— start —

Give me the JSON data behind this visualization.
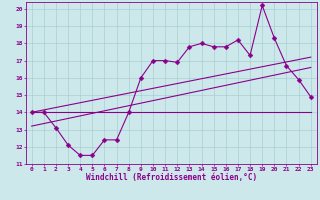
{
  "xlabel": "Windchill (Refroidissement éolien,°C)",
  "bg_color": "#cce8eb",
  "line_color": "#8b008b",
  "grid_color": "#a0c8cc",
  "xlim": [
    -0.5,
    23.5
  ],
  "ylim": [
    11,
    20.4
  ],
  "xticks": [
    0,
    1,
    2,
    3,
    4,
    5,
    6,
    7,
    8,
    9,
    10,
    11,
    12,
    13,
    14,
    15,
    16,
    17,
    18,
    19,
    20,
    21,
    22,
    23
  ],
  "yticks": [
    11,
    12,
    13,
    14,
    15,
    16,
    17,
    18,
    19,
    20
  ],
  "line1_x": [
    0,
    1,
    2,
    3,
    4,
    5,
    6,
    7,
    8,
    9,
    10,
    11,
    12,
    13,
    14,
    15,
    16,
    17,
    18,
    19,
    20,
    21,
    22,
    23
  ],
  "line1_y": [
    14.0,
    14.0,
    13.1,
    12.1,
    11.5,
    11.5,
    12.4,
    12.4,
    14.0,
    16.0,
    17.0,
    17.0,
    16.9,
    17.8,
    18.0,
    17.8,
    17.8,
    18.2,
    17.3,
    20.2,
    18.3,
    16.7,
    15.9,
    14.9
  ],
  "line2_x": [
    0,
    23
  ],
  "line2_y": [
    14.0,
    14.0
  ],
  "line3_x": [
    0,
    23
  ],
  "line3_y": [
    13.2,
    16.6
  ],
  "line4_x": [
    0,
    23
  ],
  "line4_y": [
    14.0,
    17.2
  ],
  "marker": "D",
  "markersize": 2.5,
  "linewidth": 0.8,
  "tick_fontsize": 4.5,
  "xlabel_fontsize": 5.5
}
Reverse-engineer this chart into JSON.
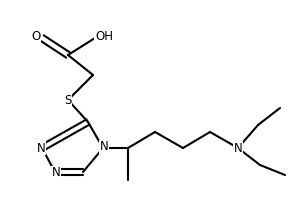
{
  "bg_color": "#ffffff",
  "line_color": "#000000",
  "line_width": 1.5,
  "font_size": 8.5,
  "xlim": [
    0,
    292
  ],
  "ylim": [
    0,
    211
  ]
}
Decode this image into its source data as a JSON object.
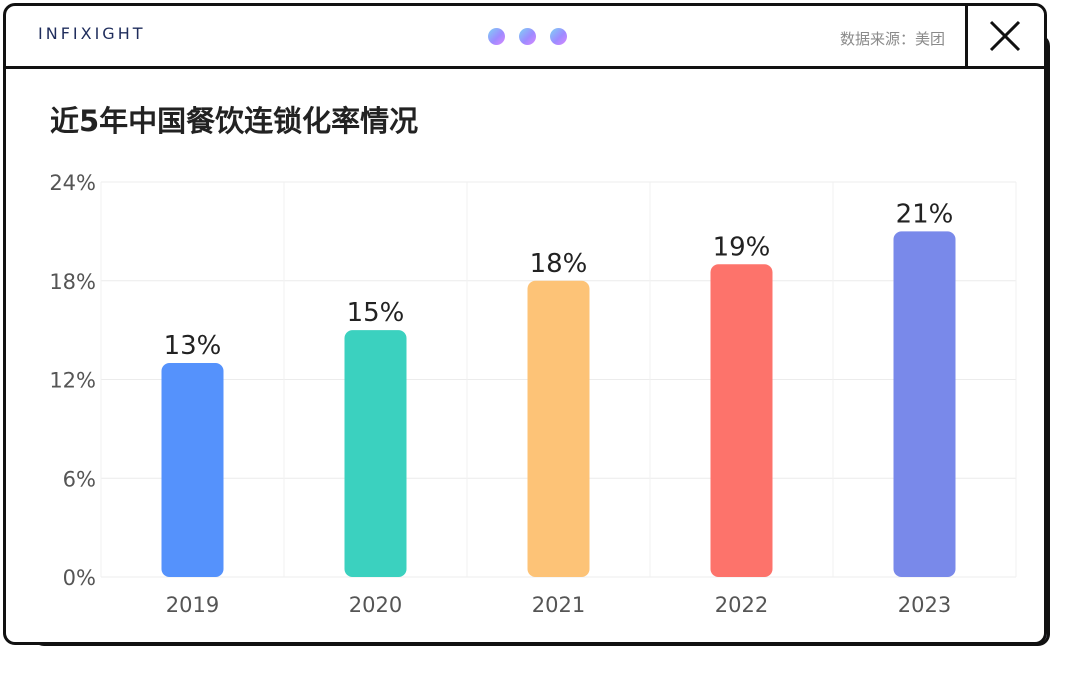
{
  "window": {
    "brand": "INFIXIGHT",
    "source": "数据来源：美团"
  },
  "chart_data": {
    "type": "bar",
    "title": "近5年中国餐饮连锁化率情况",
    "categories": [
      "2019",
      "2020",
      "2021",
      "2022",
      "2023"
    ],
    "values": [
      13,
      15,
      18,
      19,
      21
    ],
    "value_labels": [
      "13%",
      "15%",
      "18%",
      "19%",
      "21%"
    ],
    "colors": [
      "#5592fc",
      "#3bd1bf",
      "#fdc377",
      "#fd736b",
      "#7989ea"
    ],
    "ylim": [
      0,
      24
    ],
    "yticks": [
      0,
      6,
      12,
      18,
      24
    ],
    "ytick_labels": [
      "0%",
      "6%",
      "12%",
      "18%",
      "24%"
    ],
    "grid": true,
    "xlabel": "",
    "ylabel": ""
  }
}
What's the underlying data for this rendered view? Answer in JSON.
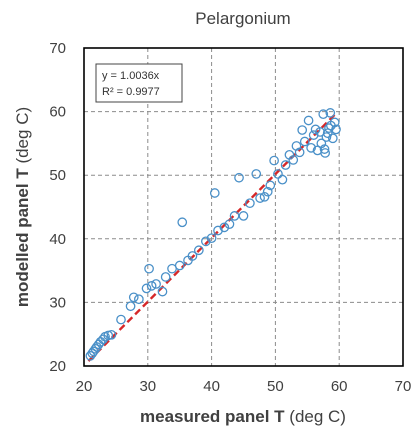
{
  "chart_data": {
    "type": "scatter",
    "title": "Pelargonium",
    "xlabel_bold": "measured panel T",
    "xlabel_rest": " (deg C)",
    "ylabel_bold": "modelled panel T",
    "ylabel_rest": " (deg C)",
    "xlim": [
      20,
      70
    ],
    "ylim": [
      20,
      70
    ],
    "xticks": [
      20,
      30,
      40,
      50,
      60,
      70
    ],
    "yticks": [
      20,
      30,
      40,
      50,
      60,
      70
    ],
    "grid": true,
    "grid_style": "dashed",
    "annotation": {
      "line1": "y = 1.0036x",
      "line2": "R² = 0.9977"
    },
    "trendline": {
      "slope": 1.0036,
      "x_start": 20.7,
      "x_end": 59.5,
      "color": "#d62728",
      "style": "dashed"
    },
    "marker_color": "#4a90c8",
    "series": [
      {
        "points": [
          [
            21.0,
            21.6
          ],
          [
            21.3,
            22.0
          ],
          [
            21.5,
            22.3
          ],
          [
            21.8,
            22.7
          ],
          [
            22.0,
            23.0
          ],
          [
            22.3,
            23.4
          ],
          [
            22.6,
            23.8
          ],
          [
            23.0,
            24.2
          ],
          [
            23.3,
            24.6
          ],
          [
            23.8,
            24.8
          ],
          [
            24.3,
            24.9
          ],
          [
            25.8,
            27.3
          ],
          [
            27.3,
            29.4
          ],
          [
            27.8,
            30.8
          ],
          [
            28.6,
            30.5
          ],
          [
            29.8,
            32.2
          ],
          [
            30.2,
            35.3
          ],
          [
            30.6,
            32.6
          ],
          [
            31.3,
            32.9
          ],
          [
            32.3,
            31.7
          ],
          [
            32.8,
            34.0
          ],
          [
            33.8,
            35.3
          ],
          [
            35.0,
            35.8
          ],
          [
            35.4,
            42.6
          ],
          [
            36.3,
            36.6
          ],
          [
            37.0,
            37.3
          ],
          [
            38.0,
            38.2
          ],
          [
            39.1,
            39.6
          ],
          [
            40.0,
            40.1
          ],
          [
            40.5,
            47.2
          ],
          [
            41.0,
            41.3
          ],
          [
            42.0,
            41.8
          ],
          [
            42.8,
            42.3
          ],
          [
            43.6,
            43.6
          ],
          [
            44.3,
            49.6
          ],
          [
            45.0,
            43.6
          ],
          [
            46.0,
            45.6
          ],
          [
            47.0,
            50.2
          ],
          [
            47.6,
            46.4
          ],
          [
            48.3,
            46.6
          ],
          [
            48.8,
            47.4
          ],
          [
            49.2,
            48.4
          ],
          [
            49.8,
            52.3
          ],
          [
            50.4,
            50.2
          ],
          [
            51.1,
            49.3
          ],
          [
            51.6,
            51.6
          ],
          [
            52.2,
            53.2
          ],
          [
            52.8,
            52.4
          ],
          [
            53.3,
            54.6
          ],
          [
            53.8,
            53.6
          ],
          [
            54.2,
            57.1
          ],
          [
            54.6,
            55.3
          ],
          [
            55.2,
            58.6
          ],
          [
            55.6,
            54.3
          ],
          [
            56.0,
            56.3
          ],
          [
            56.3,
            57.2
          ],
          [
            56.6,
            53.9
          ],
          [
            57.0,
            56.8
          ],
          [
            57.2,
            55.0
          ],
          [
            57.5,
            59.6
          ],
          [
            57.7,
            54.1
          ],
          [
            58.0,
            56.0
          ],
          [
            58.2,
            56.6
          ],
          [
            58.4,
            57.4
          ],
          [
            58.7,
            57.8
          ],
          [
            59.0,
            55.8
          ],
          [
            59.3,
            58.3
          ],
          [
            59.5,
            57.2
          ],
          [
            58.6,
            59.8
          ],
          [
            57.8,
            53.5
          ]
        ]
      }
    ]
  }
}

— end —

**Objective:**
Select all lines with the word "JSON" from the entries above.

**Correct output:**
Give me the JSON data behind this visualization.
Reverse-engineer this chart into JSON.
Decode this image into its source data as a JSON object.
What's the underlying data for this rendered view? Answer in JSON.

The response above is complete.